→ Written exercise
Write out each line from the data below that includes the word "marker".

--- Start Record list ---

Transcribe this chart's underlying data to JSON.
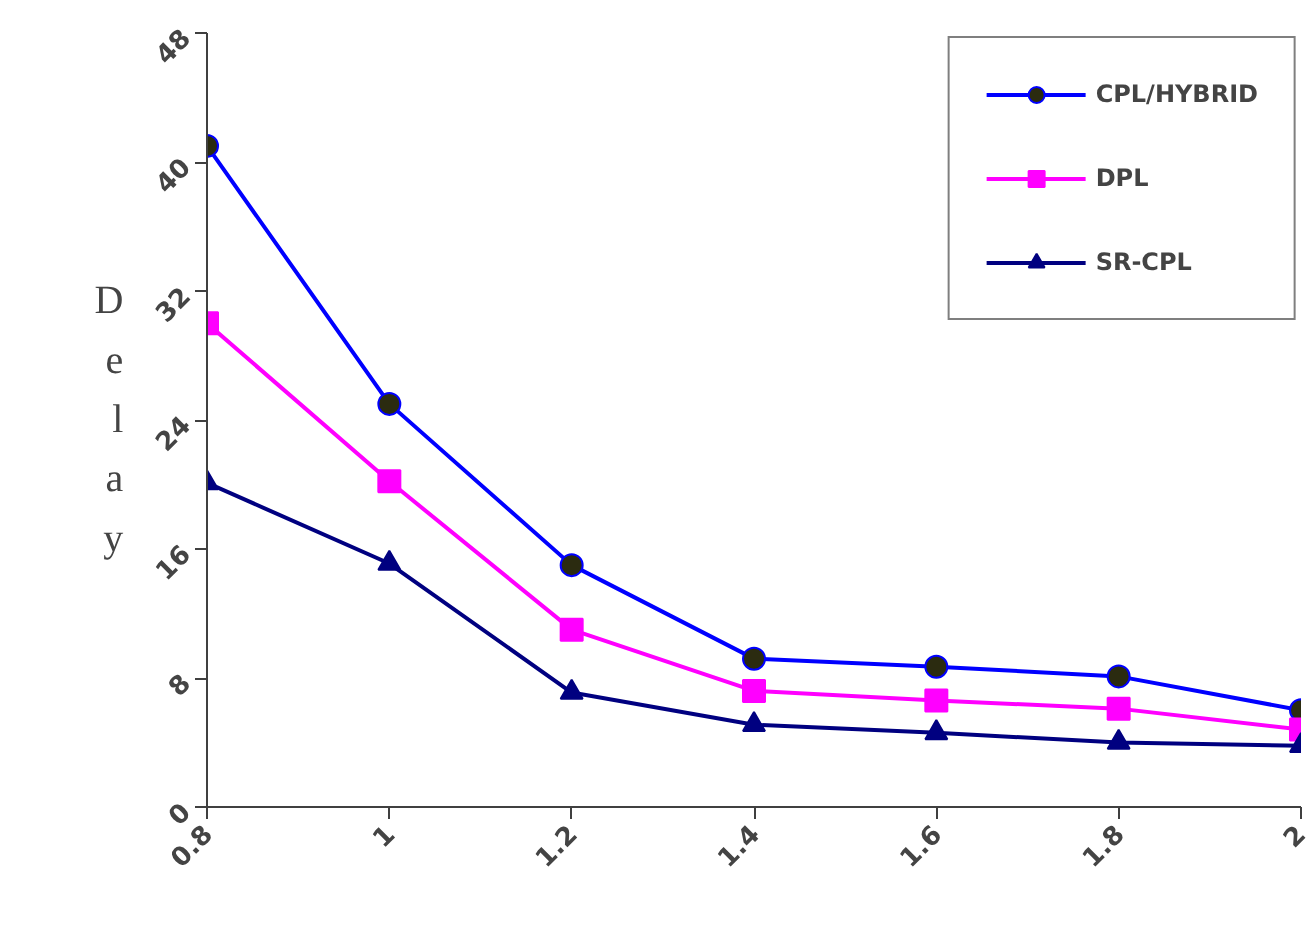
{
  "chart_data": {
    "type": "line",
    "ylabel": "Delay",
    "x": [
      0.8,
      1,
      1.2,
      1.4,
      1.6,
      1.8,
      2
    ],
    "series": [
      {
        "name": "CPL/HYBRID",
        "color": "#0000ff",
        "marker": "circle",
        "values": [
          41,
          25,
          15,
          9.2,
          8.7,
          8.1,
          6
        ]
      },
      {
        "name": "DPL",
        "color": "#ff00ff",
        "marker": "square",
        "values": [
          30,
          20.2,
          11,
          7.2,
          6.6,
          6.1,
          4.8
        ]
      },
      {
        "name": "SR-CPL",
        "color": "#000080",
        "marker": "triangle",
        "values": [
          20.1,
          15.1,
          7.1,
          5.1,
          4.6,
          4,
          3.8
        ]
      }
    ],
    "xlim": [
      0.8,
      2
    ],
    "xticks": [
      0.8,
      1,
      1.2,
      1.4,
      1.6,
      1.8,
      2
    ],
    "ylim": [
      0,
      48
    ],
    "yticks": [
      0,
      8,
      16,
      24,
      32,
      40,
      48
    ],
    "grid": false,
    "legend": "top right",
    "line_style": "solid"
  }
}
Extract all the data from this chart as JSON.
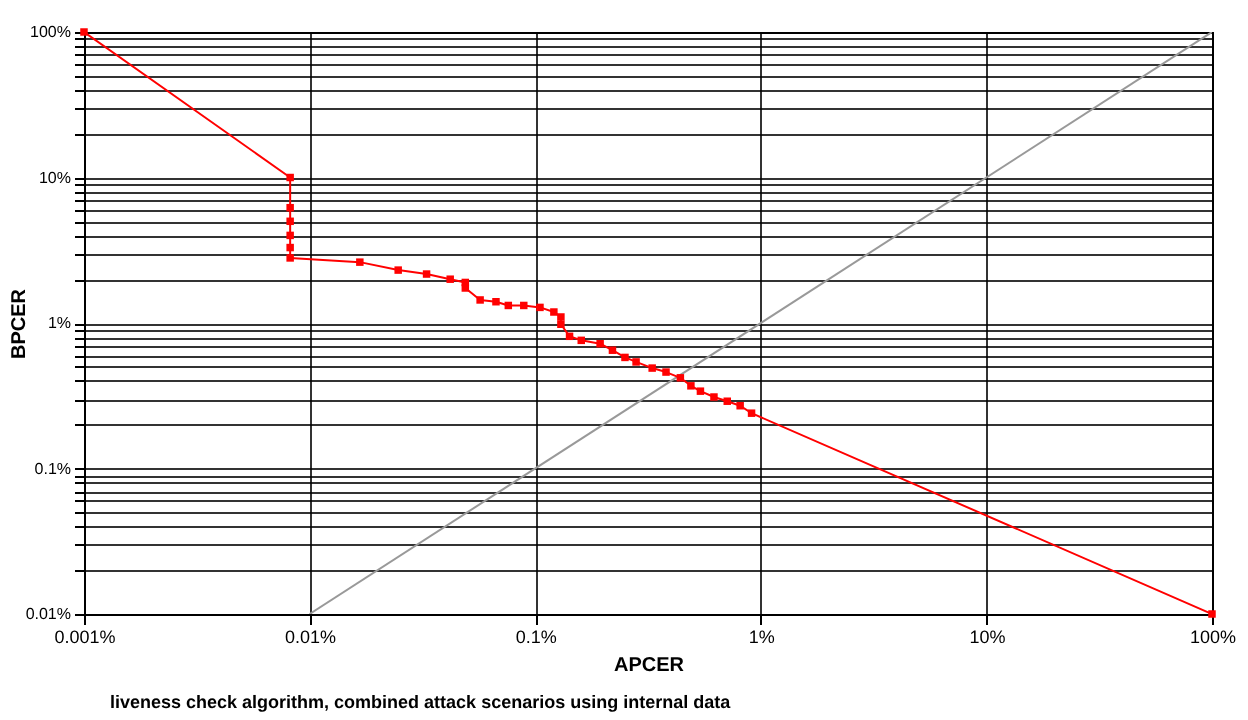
{
  "chart_data": {
    "type": "line",
    "xlabel": "APCER",
    "ylabel": "BPCER",
    "annotations": [
      "liveness check algorithm, combined attack scenarios using internal data"
    ],
    "log": "xy",
    "grid": true,
    "marker": "square",
    "line_style": "solid",
    "xlim": [
      0.001,
      100
    ],
    "ylim": [
      0.01,
      100
    ],
    "xticks": [
      {
        "value": 0.001,
        "label": "0.001%"
      },
      {
        "value": 0.01,
        "label": "0.01%"
      },
      {
        "value": 0.1,
        "label": "0.1%"
      },
      {
        "value": 1,
        "label": "1%"
      },
      {
        "value": 10,
        "label": "10%"
      },
      {
        "value": 100,
        "label": "100%"
      }
    ],
    "yticks": [
      {
        "value": 0.01,
        "label": "0.01%"
      },
      {
        "value": 0.02,
        "label": null
      },
      {
        "value": 0.03,
        "label": null
      },
      {
        "value": 0.04,
        "label": null
      },
      {
        "value": 0.05,
        "label": null
      },
      {
        "value": 0.06,
        "label": null
      },
      {
        "value": 0.07,
        "label": null
      },
      {
        "value": 0.08,
        "label": null
      },
      {
        "value": 0.09,
        "label": null
      },
      {
        "value": 0.1,
        "label": "0.1%"
      },
      {
        "value": 0.2,
        "label": null
      },
      {
        "value": 0.3,
        "label": null
      },
      {
        "value": 0.4,
        "label": null
      },
      {
        "value": 0.5,
        "label": null
      },
      {
        "value": 0.6,
        "label": null
      },
      {
        "value": 0.7,
        "label": null
      },
      {
        "value": 0.8,
        "label": null
      },
      {
        "value": 0.9,
        "label": null
      },
      {
        "value": 1,
        "label": "1%"
      },
      {
        "value": 2,
        "label": null
      },
      {
        "value": 3,
        "label": null
      },
      {
        "value": 4,
        "label": null
      },
      {
        "value": 5,
        "label": null
      },
      {
        "value": 6,
        "label": null
      },
      {
        "value": 7,
        "label": null
      },
      {
        "value": 8,
        "label": null
      },
      {
        "value": 9,
        "label": null
      },
      {
        "value": 10,
        "label": "10%"
      },
      {
        "value": 20,
        "label": null
      },
      {
        "value": 30,
        "label": null
      },
      {
        "value": 40,
        "label": null
      },
      {
        "value": 50,
        "label": null
      },
      {
        "value": 60,
        "label": null
      },
      {
        "value": 70,
        "label": null
      },
      {
        "value": 80,
        "label": null
      },
      {
        "value": 90,
        "label": null
      },
      {
        "value": 100,
        "label": "100%"
      }
    ],
    "series": [
      {
        "color": "#999999",
        "marker": "none",
        "x": [
          0.01,
          100
        ],
        "values": [
          0.01,
          100
        ]
      },
      {
        "color": "#ff0000",
        "x": [
          0.001,
          0.0082,
          0.0082,
          0.0082,
          0.0082,
          0.0082,
          0.0082,
          0.0167,
          0.0247,
          0.033,
          0.042,
          0.049,
          0.049,
          0.057,
          0.067,
          0.076,
          0.089,
          0.105,
          0.121,
          0.13,
          0.13,
          0.142,
          0.16,
          0.194,
          0.22,
          0.25,
          0.28,
          0.33,
          0.38,
          0.44,
          0.49,
          0.54,
          0.62,
          0.71,
          0.81,
          0.91,
          100
        ],
        "values": [
          100,
          10,
          6.2,
          5.0,
          4.0,
          3.3,
          2.8,
          2.62,
          2.31,
          2.17,
          2.0,
          1.9,
          1.74,
          1.44,
          1.4,
          1.32,
          1.32,
          1.28,
          1.19,
          1.1,
          0.98,
          0.81,
          0.76,
          0.72,
          0.65,
          0.58,
          0.54,
          0.49,
          0.46,
          0.42,
          0.37,
          0.34,
          0.31,
          0.29,
          0.27,
          0.24,
          0.01
        ]
      }
    ]
  }
}
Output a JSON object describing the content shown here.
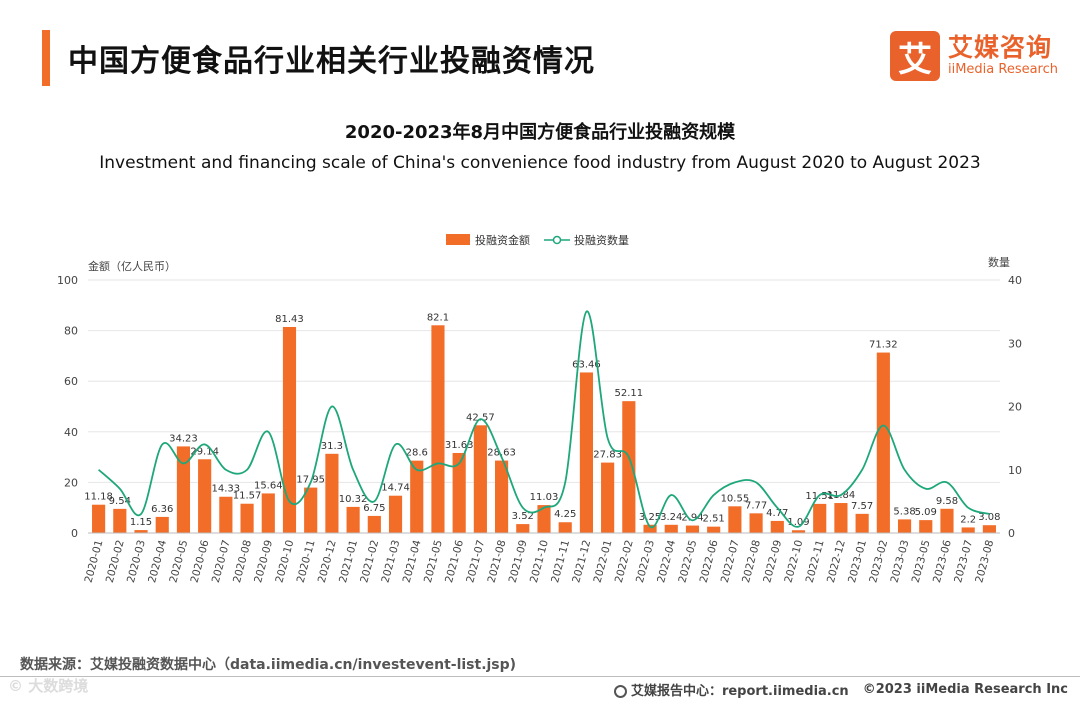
{
  "header": {
    "title": "中国方便食品行业相关行业投融资情况",
    "logo_mark": "艾",
    "logo_cn": "艾媒咨询",
    "logo_en": "iiMedia Research"
  },
  "footer": {
    "source": "数据来源：艾媒投融资数据中心（data.iimedia.cn/investevent-list.jsp)",
    "report_center": "艾媒报告中心：report.iimedia.cn",
    "copyright": "©2023  iiMedia Research  Inc",
    "watermark": "© 大数跨境"
  },
  "colors": {
    "accent": "#f26d28",
    "bar": "#f26d28",
    "line": "#1fa77c",
    "grid": "#e6e6e6"
  },
  "chart_data": {
    "type": "bar",
    "title": "2020-2023年8月中国方便食品行业投融资规模",
    "subtitle": "Investment and financing scale of China's convenience food industry from August 2020 to August 2023",
    "ylabel": "金额（亿人民币）",
    "y2label": "数量",
    "ylim": [
      0,
      100
    ],
    "y2lim": [
      0,
      40
    ],
    "yticks": [
      0,
      20,
      40,
      60,
      80,
      100
    ],
    "y2ticks": [
      0,
      10,
      20,
      30,
      40
    ],
    "legend_position": "top-center",
    "categories": [
      "2020-01",
      "2020-02",
      "2020-03",
      "2020-04",
      "2020-05",
      "2020-06",
      "2020-07",
      "2020-08",
      "2020-09",
      "2020-10",
      "2020-11",
      "2020-12",
      "2021-01",
      "2021-02",
      "2021-03",
      "2021-04",
      "2021-05",
      "2021-06",
      "2021-07",
      "2021-08",
      "2021-09",
      "2021-10",
      "2021-11",
      "2021-12",
      "2022-01",
      "2022-02",
      "2022-03",
      "2022-04",
      "2022-05",
      "2022-06",
      "2022-07",
      "2022-08",
      "2022-09",
      "2022-10",
      "2022-11",
      "2022-12",
      "2023-01",
      "2023-02",
      "2023-03",
      "2023-05",
      "2023-06",
      "2023-07",
      "2023-08"
    ],
    "series": [
      {
        "name": "投融资金额",
        "type": "bar",
        "axis": "left",
        "values": [
          11.18,
          9.54,
          1.15,
          6.36,
          34.23,
          29.14,
          14.33,
          11.57,
          15.64,
          81.43,
          17.95,
          31.3,
          10.32,
          6.75,
          14.74,
          28.6,
          82.1,
          31.63,
          42.57,
          28.63,
          3.52,
          11.03,
          4.25,
          63.46,
          27.83,
          52.11,
          3.25,
          3.24,
          2.94,
          2.51,
          10.55,
          7.77,
          4.77,
          1.09,
          11.51,
          11.84,
          7.57,
          71.32,
          5.38,
          5.09,
          9.58,
          2.2,
          3.08
        ],
        "labels": [
          "11.18",
          "9.54",
          "1.15",
          "6.36",
          "34.23",
          "29.14",
          "14.33",
          "11.57",
          "15.64",
          "81.43",
          "17.95",
          "31.3",
          "10.32",
          "6.75",
          "14.74",
          "28.6",
          "82.1",
          "31.63",
          "42.57",
          "28.63",
          "3.52",
          "11.03",
          "4.25",
          "63.46",
          "27.83",
          "52.11",
          "3.25",
          "3.24",
          "2.94",
          "2.51",
          "10.55",
          "7.77",
          "4.77",
          "1.09",
          "11.51",
          "11.84",
          "7.57",
          "71.32",
          "5.38",
          "5.09",
          "9.58",
          "2.2",
          "3.08"
        ]
      },
      {
        "name": "投融资数量",
        "type": "line",
        "axis": "right",
        "values": [
          10,
          7,
          3,
          14,
          11,
          14,
          10,
          10,
          16,
          5,
          8,
          20,
          10,
          5,
          14,
          10,
          11,
          11,
          18,
          12,
          4,
          4,
          8,
          35,
          15,
          12,
          1,
          6,
          2,
          6,
          8,
          8,
          4,
          1,
          6,
          6,
          10,
          17,
          10,
          7,
          8,
          4,
          3
        ]
      }
    ]
  }
}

--- End Record list ---

→ Task result
        "marker": "circle",
        "marker": "square",
        "marker": "triangle",
    "marker": "square",
        "marker": "none",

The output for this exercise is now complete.